▶ ROWS:
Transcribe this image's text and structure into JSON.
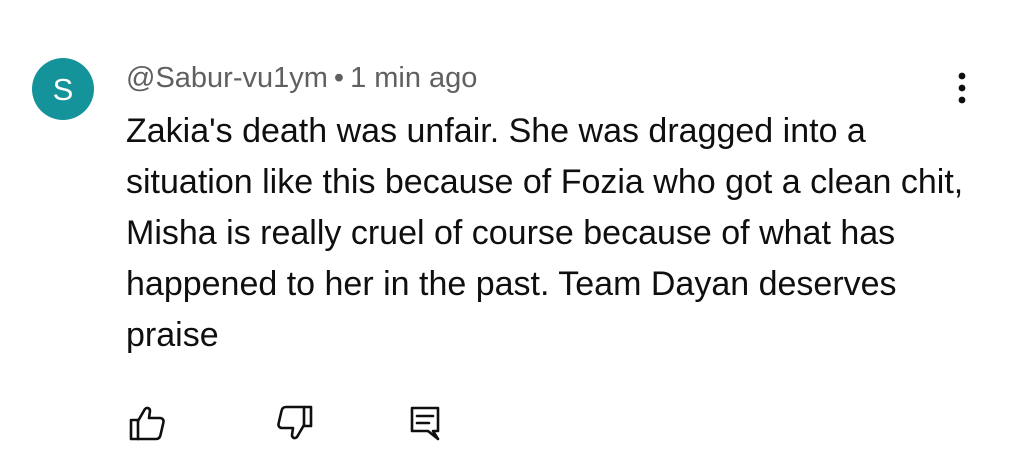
{
  "comment": {
    "avatar_initial": "S",
    "avatar_color": "#14939b",
    "author": "@Sabur-vu1ym",
    "separator": "•",
    "timestamp": "1 min ago",
    "text": "Zakia's death was unfair. She was dragged into a situation like this because of Fozia who got a clean chit, Misha is really cruel of course because of what has happened to her in the past. Team Dayan deserves praise"
  },
  "icons": {
    "menu": "more-vertical-icon",
    "like": "thumbs-up-icon",
    "dislike": "thumbs-down-icon",
    "reply": "reply-comment-icon"
  },
  "colors": {
    "primary_text": "#0f0f0f",
    "secondary_text": "#606060",
    "background": "#ffffff"
  }
}
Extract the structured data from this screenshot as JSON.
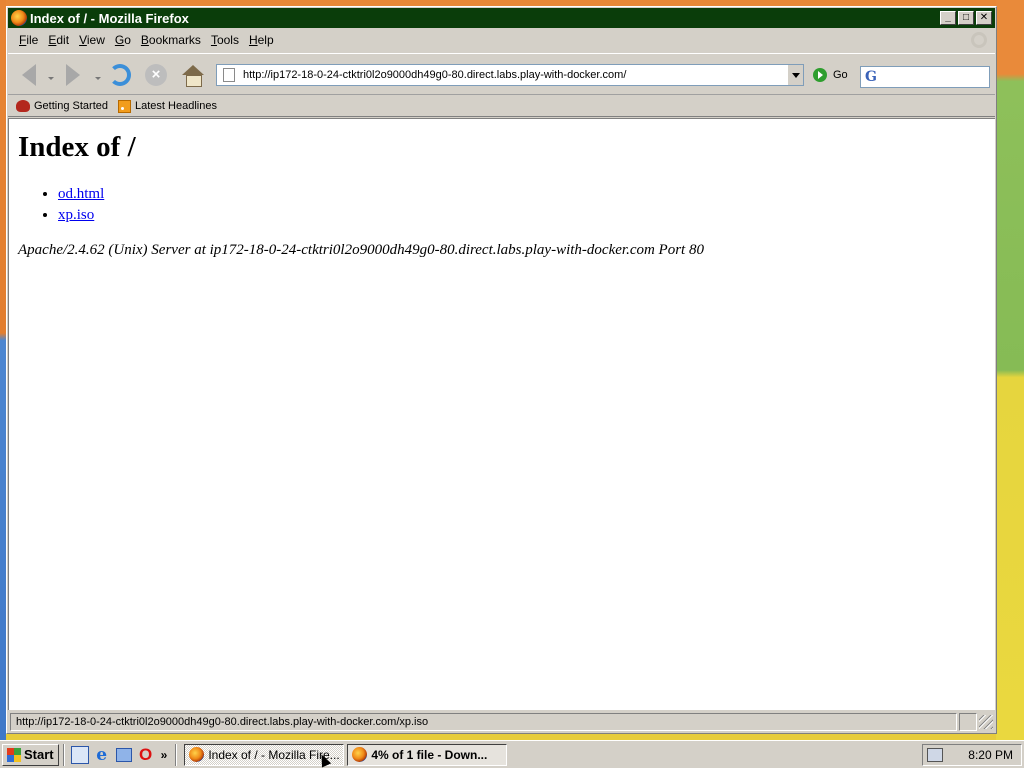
{
  "window": {
    "title": "Index of / - Mozilla Firefox",
    "buttons": {
      "minimize": "_",
      "maximize": "□",
      "close": "✕"
    }
  },
  "menubar": {
    "items": [
      {
        "label": "File",
        "key": "F",
        "rest": "ile"
      },
      {
        "label": "Edit",
        "key": "E",
        "rest": "dit"
      },
      {
        "label": "View",
        "key": "V",
        "rest": "iew"
      },
      {
        "label": "Go",
        "key": "G",
        "rest": "o"
      },
      {
        "label": "Bookmarks",
        "key": "B",
        "rest": "ookmarks"
      },
      {
        "label": "Tools",
        "key": "T",
        "rest": "ools"
      },
      {
        "label": "Help",
        "key": "H",
        "rest": "elp"
      }
    ]
  },
  "navbar": {
    "url": "http://ip172-18-0-24-ctktri0l2o9000dh49g0-80.direct.labs.play-with-docker.com/",
    "go_label": "Go",
    "search_engine_glyph": "G"
  },
  "bookmarks": {
    "items": [
      {
        "label": "Getting Started"
      },
      {
        "label": "Latest Headlines"
      }
    ]
  },
  "page": {
    "heading": "Index of /",
    "files": [
      "od.html",
      "xp.iso"
    ],
    "footer": "Apache/2.4.62 (Unix) Server at ip172-18-0-24-ctktri0l2o9000dh49g0-80.direct.labs.play-with-docker.com Port 80"
  },
  "statusbar": {
    "text": "http://ip172-18-0-24-ctktri0l2o9000dh49g0-80.direct.labs.play-with-docker.com/xp.iso"
  },
  "taskbar": {
    "start_label": "Start",
    "more_label": "»",
    "tasks": [
      {
        "label": "Index of / - Mozilla Fire..."
      },
      {
        "label": "4% of 1 file - Down..."
      }
    ],
    "clock": "8:20 PM"
  },
  "colors": {
    "titlebar": "#0a3d0a",
    "link": "#0000ee"
  }
}
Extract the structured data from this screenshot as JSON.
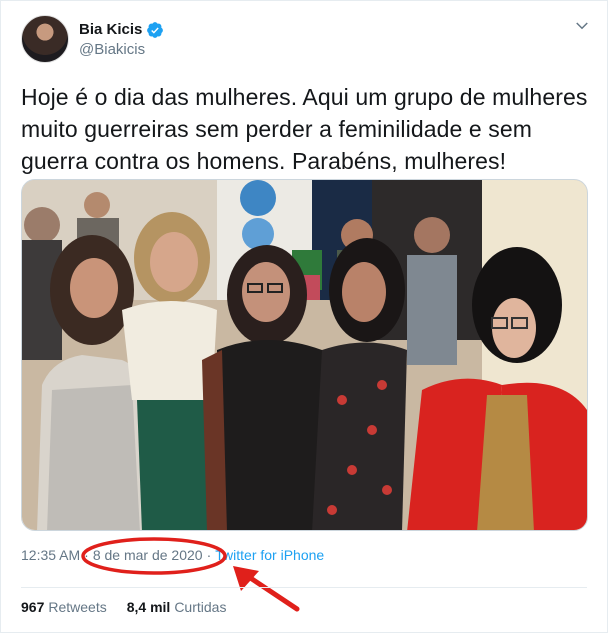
{
  "author": {
    "name": "Bia Kicis",
    "handle": "@Biakicis"
  },
  "tweet": {
    "text": "Hoje é o dia das mulheres. Aqui um grupo de mulheres muito guerreiras sem perder a feminilidade e sem guerra contra os homens. Parabéns, mulheres!"
  },
  "meta": {
    "time": "12:35 AM",
    "separator": "·",
    "date": "8 de mar de 2020",
    "source": "Twitter for iPhone"
  },
  "stats": {
    "retweets_count": "967",
    "retweets_label": "Retweets",
    "likes_count": "8,4 mil",
    "likes_label": "Curtidas"
  },
  "colors": {
    "verified": "#1da1f2",
    "link": "#1da1f2",
    "annotation": "#e0201b"
  },
  "icons": {
    "verified": "verified-badge-icon",
    "menu": "chevron-down-icon"
  }
}
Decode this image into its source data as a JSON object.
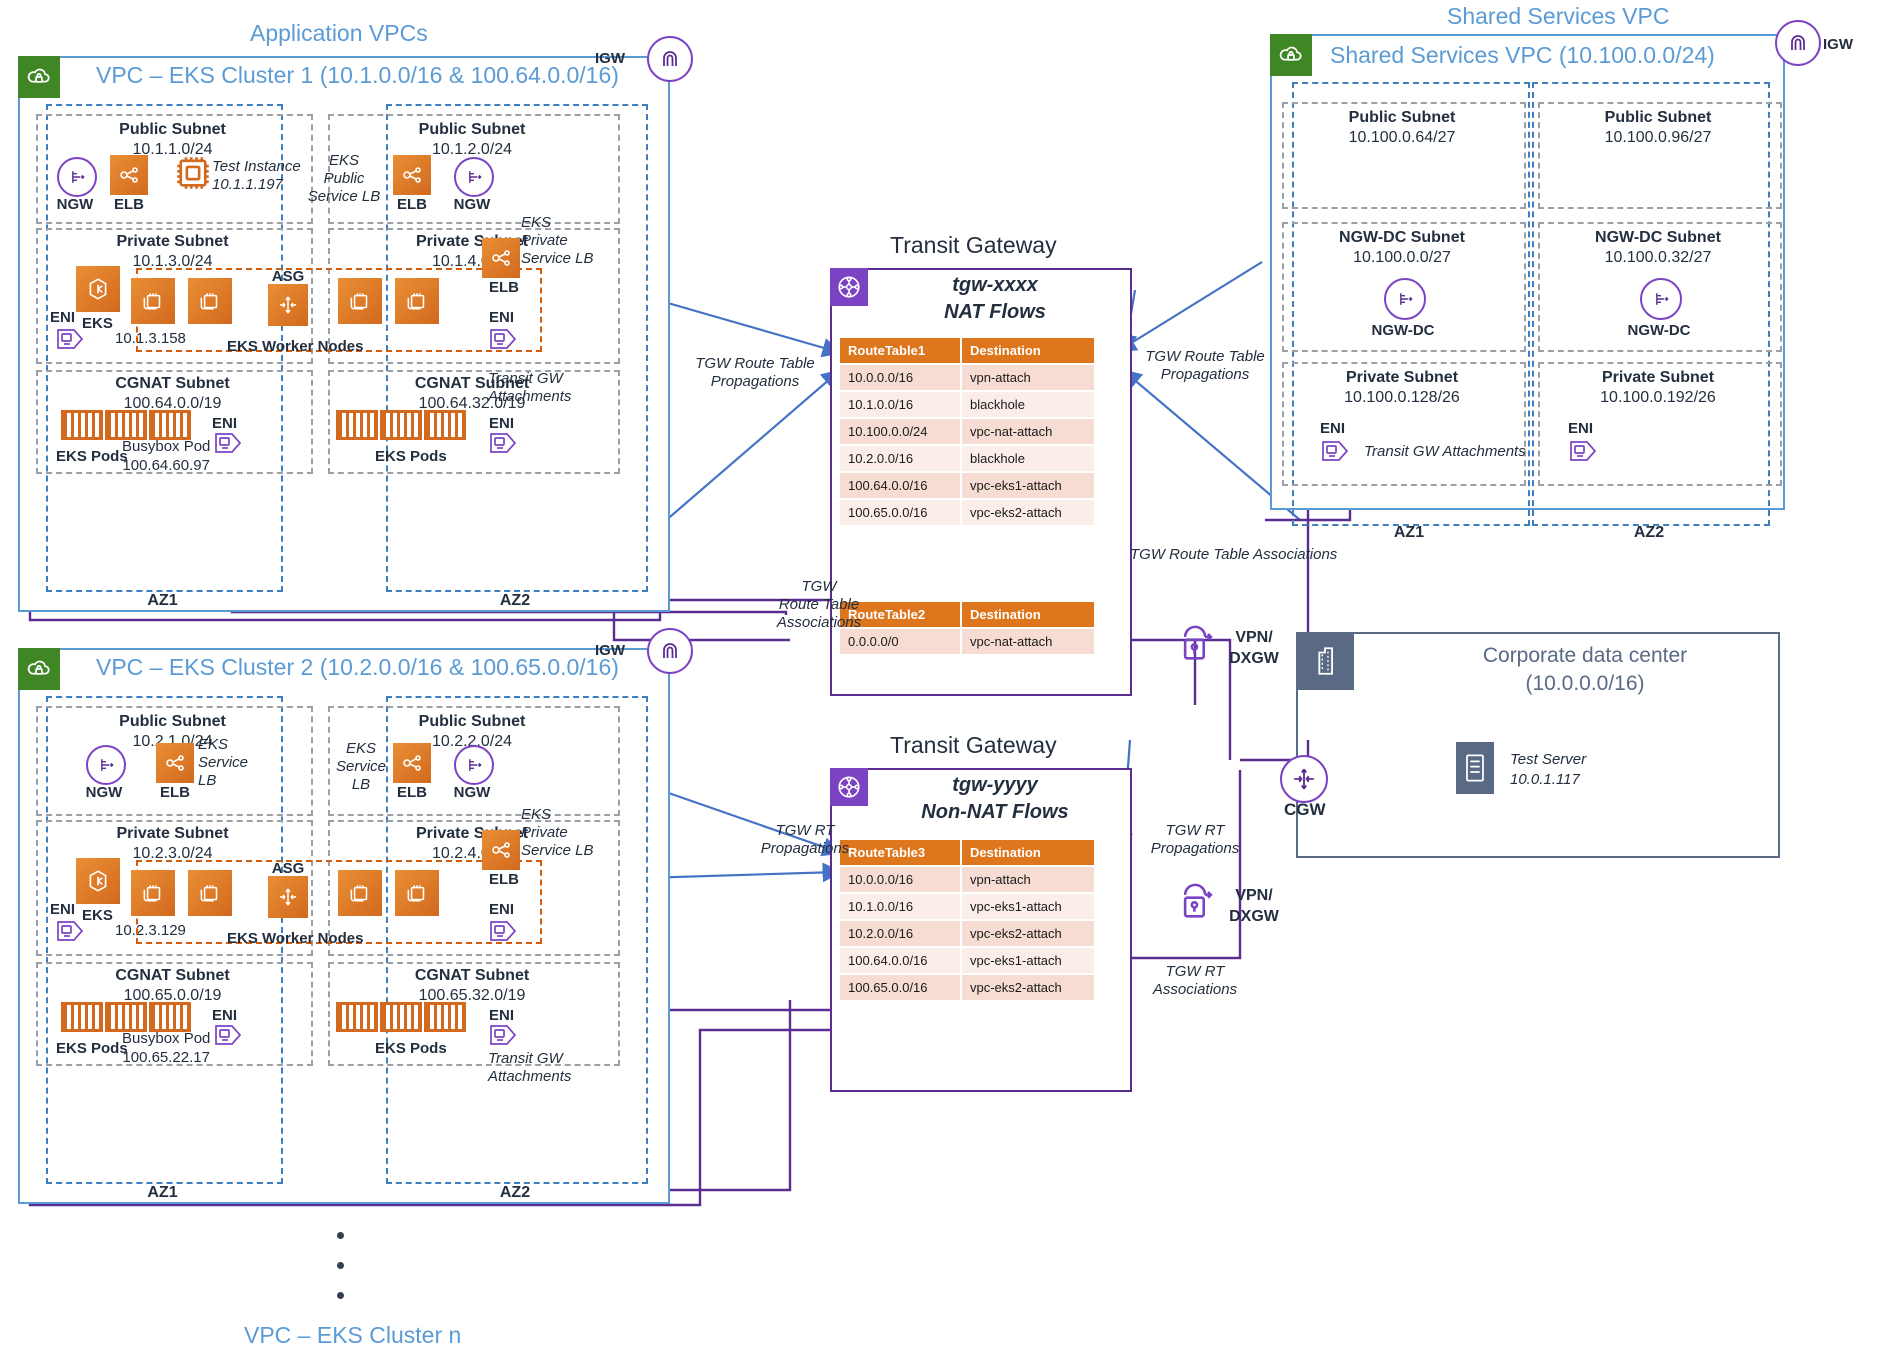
{
  "groups": {
    "application_vpcs": "Application VPCs",
    "shared_services": "Shared Services VPC",
    "cluster_n": "VPC – EKS Cluster n"
  },
  "vpc1": {
    "title": "VPC – EKS Cluster 1 (10.1.0.0/16 & 100.64.0.0/16)",
    "igw": "IGW",
    "az1": "AZ1",
    "az2": "AZ2",
    "public1": {
      "name": "Public Subnet",
      "cidr": "10.1.1.0/24",
      "ngw": "NGW",
      "elb": "ELB",
      "instance": "Test Instance\n10.1.1.197"
    },
    "public2": {
      "name": "Public Subnet",
      "cidr": "10.1.2.0/24",
      "ngw": "NGW",
      "elb": "ELB",
      "lb_label": "EKS\nPublic\nService LB"
    },
    "private1": {
      "name": "Private Subnet",
      "cidr": "10.1.3.0/24",
      "eks": "EKS",
      "eks_ip": "10.1.3.158",
      "eni": "ENI"
    },
    "private2": {
      "name": "Private Subnet",
      "cidr": "10.1.4.0/24",
      "eni": "ENI"
    },
    "asg": "ASG",
    "worker_nodes": "EKS Worker Nodes",
    "private_lb": {
      "label": "EKS\nPrivate\nService LB",
      "elb": "ELB"
    },
    "cgnat1": {
      "name": "CGNAT Subnet",
      "cidr": "100.64.0.0/19",
      "pods": "EKS Pods",
      "busybox": "Busybox Pod\n100.64.60.97",
      "eni": "ENI"
    },
    "cgnat2": {
      "name": "CGNAT Subnet",
      "cidr": "100.64.32.0/19",
      "pods": "EKS Pods",
      "eni": "ENI"
    },
    "tgw_attach_label": "Transit GW\nAttachments"
  },
  "vpc2": {
    "title": "VPC – EKS Cluster 2 (10.2.0.0/16 & 100.65.0.0/16)",
    "igw": "IGW",
    "az1": "AZ1",
    "az2": "AZ2",
    "public1": {
      "name": "Public Subnet",
      "cidr": "10.2.1.0/24",
      "ngw": "NGW",
      "elb": "ELB",
      "lb_label": "EKS\nService\nLB"
    },
    "public2": {
      "name": "Public Subnet",
      "cidr": "10.2.2.0/24",
      "ngw": "NGW",
      "elb": "ELB",
      "lb_label": "EKS\nService\nLB"
    },
    "private1": {
      "name": "Private Subnet",
      "cidr": "10.2.3.0/24",
      "eks": "EKS",
      "eks_ip": "10.2.3.129",
      "eni": "ENI"
    },
    "private2": {
      "name": "Private Subnet",
      "cidr": "10.2.4.0/24",
      "eni": "ENI"
    },
    "asg": "ASG",
    "worker_nodes": "EKS Worker Nodes",
    "private_lb": {
      "label": "EKS\nPrivate\nService LB",
      "elb": "ELB"
    },
    "cgnat1": {
      "name": "CGNAT Subnet",
      "cidr": "100.65.0.0/19",
      "pods": "EKS Pods",
      "busybox": "Busybox Pod\n100.65.22.17",
      "eni": "ENI"
    },
    "cgnat2": {
      "name": "CGNAT Subnet",
      "cidr": "100.65.32.0/19",
      "pods": "EKS Pods",
      "eni": "ENI"
    },
    "tgw_attach_label": "Transit GW\nAttachments"
  },
  "shared_vpc": {
    "title": "Shared Services VPC  (10.100.0.0/24)",
    "igw": "IGW",
    "az1": "AZ1",
    "az2": "AZ2",
    "public1": {
      "name": "Public Subnet",
      "cidr": "10.100.0.64/27"
    },
    "public2": {
      "name": "Public Subnet",
      "cidr": "10.100.0.96/27"
    },
    "ngwdc1": {
      "name": "NGW-DC Subnet",
      "cidr": "10.100.0.0/27",
      "label": "NGW-DC"
    },
    "ngwdc2": {
      "name": "NGW-DC Subnet",
      "cidr": "10.100.0.32/27",
      "label": "NGW-DC"
    },
    "private1": {
      "name": "Private Subnet",
      "cidr": "10.100.0.128/26",
      "eni": "ENI"
    },
    "private2": {
      "name": "Private Subnet",
      "cidr": "10.100.0.192/26",
      "eni": "ENI"
    },
    "tgw_attach_label": "Transit GW Attachments"
  },
  "tgw1": {
    "heading": "Transit Gateway",
    "id": "tgw-xxxx",
    "flows": "NAT Flows",
    "table1": {
      "headers": [
        "RouteTable1",
        "Destination"
      ],
      "rows": [
        [
          "10.0.0.0/16",
          "vpn-attach"
        ],
        [
          "10.1.0.0/16",
          "blackhole"
        ],
        [
          "10.100.0.0/24",
          "vpc-nat-attach"
        ],
        [
          "10.2.0.0/16",
          "blackhole"
        ],
        [
          "100.64.0.0/16",
          "vpc-eks1-attach"
        ],
        [
          "100.65.0.0/16",
          "vpc-eks2-attach"
        ]
      ]
    },
    "table2": {
      "headers": [
        "RouteTable2",
        "Destination"
      ],
      "rows": [
        [
          "0.0.0.0/0",
          "vpc-nat-attach"
        ]
      ]
    }
  },
  "tgw2": {
    "heading": "Transit Gateway",
    "id": "tgw-yyyy",
    "flows": "Non-NAT Flows",
    "table3": {
      "headers": [
        "RouteTable3",
        "Destination"
      ],
      "rows": [
        [
          "10.0.0.0/16",
          "vpn-attach"
        ],
        [
          "10.1.0.0/16",
          "vpc-eks1-attach"
        ],
        [
          "10.2.0.0/16",
          "vpc-eks2-attach"
        ],
        [
          "100.64.0.0/16",
          "vpc-eks1-attach"
        ],
        [
          "100.65.0.0/16",
          "vpc-eks2-attach"
        ]
      ]
    }
  },
  "annotations": {
    "prop_left_1": "TGW Route Table\nPropagations",
    "prop_right_1": "TGW Route Table\nPropagations",
    "assoc_left": "TGW\nRoute Table\nAssociations",
    "assoc_right": "TGW Route Table Associations",
    "prop_left_2": "TGW RT\nPropagations",
    "prop_right_2": "TGW RT\nPropagations",
    "assoc_right_2": "TGW RT\nAssociations"
  },
  "datacenter": {
    "title": "Corporate data center\n(10.0.0.0/16)",
    "test_server": "Test Server\n10.0.1.117",
    "cgw": "CGW",
    "vpn_top": "VPN/\nDXGW",
    "vpn_mid": "VPN/\nDXGW",
    "vpn_bottom": "VPN/\nDXGW"
  },
  "colors": {
    "vpc_blue": "#5b9bd5",
    "purple": "#5c2d91",
    "orange": "#dd761c",
    "green": "#3f8624",
    "slate": "#5a6a85"
  }
}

▶ WHAT IS BEING ASKED: Every line holding "Services" should be copied out.

▶ WRITTEN RESPONSE:
    "shared_services": "Shared Services VPC",
    "title": "Shared Services VPC  (10.100.0.0/24)",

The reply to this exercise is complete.